● **TASK TO CARRY OUT**
Set the data down again, exactly as it reads, but without the pictures.

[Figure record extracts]

- - - - - - -

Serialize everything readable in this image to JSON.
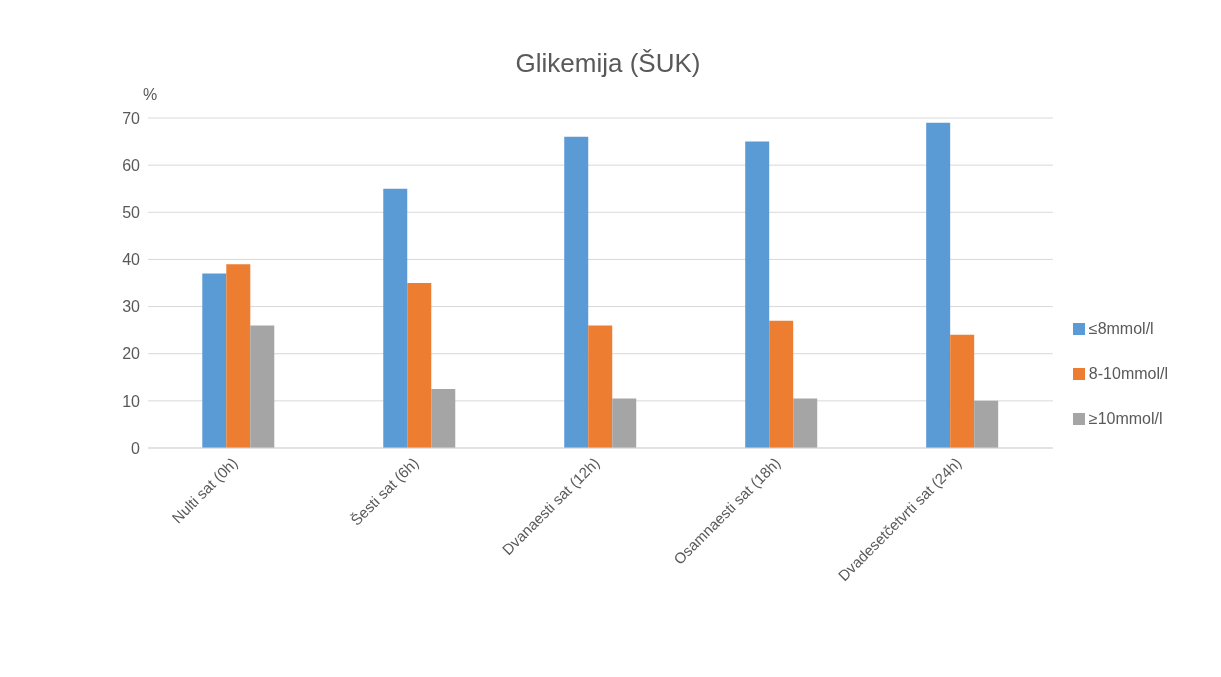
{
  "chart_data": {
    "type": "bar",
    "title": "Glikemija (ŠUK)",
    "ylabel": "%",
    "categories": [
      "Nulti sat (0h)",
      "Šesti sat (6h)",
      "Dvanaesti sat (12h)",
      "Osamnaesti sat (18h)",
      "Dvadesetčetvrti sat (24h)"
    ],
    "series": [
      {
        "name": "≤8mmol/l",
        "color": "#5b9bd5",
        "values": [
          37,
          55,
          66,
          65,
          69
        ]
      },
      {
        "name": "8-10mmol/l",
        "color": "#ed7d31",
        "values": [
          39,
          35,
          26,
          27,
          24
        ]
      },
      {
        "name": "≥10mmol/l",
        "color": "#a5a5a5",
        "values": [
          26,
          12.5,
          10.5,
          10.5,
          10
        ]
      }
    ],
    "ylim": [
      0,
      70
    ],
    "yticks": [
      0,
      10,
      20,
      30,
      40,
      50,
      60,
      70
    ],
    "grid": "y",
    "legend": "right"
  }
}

- - - - - - -

● **THE RESULT**
Serialize everything readable in this image to JSON.
{
  "chart_data": {
    "type": "bar",
    "title": "Glikemija (ŠUK)",
    "ylabel": "%",
    "categories": [
      "Nulti sat (0h)",
      "Šesti sat (6h)",
      "Dvanaesti sat (12h)",
      "Osamnaesti sat (18h)",
      "Dvadesetčetvrti sat (24h)"
    ],
    "series": [
      {
        "name": "≤8mmol/l",
        "color": "#5b9bd5",
        "values": [
          37,
          55,
          66,
          65,
          69
        ]
      },
      {
        "name": "8-10mmol/l",
        "color": "#ed7d31",
        "values": [
          39,
          35,
          26,
          27,
          24
        ]
      },
      {
        "name": "≥10mmol/l",
        "color": "#a5a5a5",
        "values": [
          26,
          12.5,
          10.5,
          10.5,
          10
        ]
      }
    ],
    "ylim": [
      0,
      70
    ],
    "yticks": [
      0,
      10,
      20,
      30,
      40,
      50,
      60,
      70
    ],
    "grid": "y",
    "legend": "right"
  }
}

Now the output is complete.